─── Extracted text

- MO 213 highlighted in red

Route information
- Maintained by MoDOT
- Length: 6.943 mi (11.174 km)

Major junctions
- South end: Route 20 in Higginsville
- North end: US 24 west of Dover

Location
- Country: United States
- State: Missouri
- Counties: Lafayette

Highway system
- Missouri State Highway System; Interstate; US; State; Supplemental;
| ← Route 210 |  | → Route 215 |

= Missouri Route 213 =

State highway in Missouri, U.S.

Route 213 is a 6.943 mi state highway in Lafayette County, Missouri, United States, that connects Missouri Route 20 (Route 20) in Higginsville with U.S. Route 24 (US 24), west of Dover.

──────
─── Provided data

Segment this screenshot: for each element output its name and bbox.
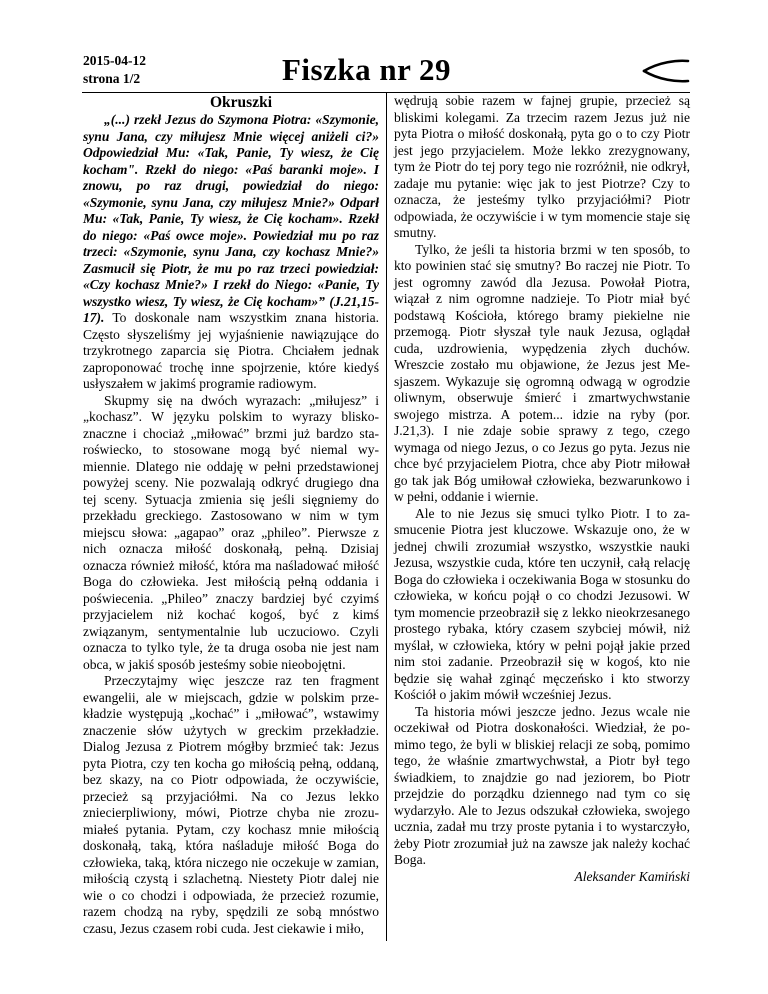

──────

Short problem
Continue the Missouri Route 213 article from where it stops.

Task answer
==Route description==
Route 213 begins at a T intersection with Route 20 on the southeast corner of the Confederate Memorial State Historic Site in northern Higginsville, immediately northeast of Route 20's junction with Missouri Route 13 Business (Route 13 Bus.). (Route 20 and Route 13 Bus. continue concurrently west for almost 2 mi to both end at Missouri Route 13. Route 20 heads easterly toward Corder.) From its southern terminus, Route 213 proceeds north-northwest as a two-lane road along the east side of the Confederate Memorial State Historic Site. Just over 1 mi later Route 213 leaves Higginsville and continues with a more northerly course as it passes through rural farmland for the rest of its route.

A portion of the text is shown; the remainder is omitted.